Exercise prompt: Make an exact copy of all the records.

Input for this task:
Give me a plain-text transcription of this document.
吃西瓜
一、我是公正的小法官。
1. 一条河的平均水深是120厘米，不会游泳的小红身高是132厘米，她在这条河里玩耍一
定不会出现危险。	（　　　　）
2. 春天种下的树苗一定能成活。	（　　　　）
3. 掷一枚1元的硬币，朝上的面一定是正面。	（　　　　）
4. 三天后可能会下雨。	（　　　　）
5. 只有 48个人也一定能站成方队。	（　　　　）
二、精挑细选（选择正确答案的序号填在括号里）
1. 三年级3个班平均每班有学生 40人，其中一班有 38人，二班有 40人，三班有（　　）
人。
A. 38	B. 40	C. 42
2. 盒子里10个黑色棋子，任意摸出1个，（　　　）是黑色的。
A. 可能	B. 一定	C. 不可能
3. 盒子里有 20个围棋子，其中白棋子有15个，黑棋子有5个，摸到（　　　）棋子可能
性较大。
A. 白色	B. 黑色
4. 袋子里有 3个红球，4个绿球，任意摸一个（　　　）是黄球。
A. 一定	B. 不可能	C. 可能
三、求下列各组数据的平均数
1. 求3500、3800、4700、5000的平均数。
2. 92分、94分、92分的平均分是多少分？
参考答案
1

Expected output:
Give me a plain-text transcription of this document.
吃西瓜
一、我是公正的小法官。
1. 一条河的平均水深是120厘米，不会游泳的小红身高是132厘米，她在这条河里玩耍一
定不会出现危险。	（　　　　）
2. 春天种下的树苗一定能成活。	（　　　　）
3. 掷一枚1元的硬币，朝上的面一定是正面。	（　　　　）
4. 三天后可能会下雨。	（　　　　）
5. 只有 48个人也一定能站成方队。	（　　　　）
二、精挑细选（选择正确答案的序号填在括号里）
1. 三年级3个班平均每班有学生 40人，其中一班有 38人，二班有 40人，三班有（　　）
人。
A. 38	B. 40	C. 42
2. 盒子里10个黑色棋子，任意摸出1个，（　　　）是黑色的。
A. 可能	B. 一定	C. 不可能
3. 盒子里有 20个围棋子，其中白棋子有15个，黑棋子有5个，摸到（　　　）棋子可能
性较大。
A. 白色	B. 黑色
4. 袋子里有 3个红球，4个绿球，任意摸一个（　　　）是黄球。
A. 一定	B. 不可能	C. 可能
三、求下列各组数据的平均数
1. 求3500、3800、4700、5000的平均数。
2. 92分、94分、92分的平均分是多少分？
参考答案
1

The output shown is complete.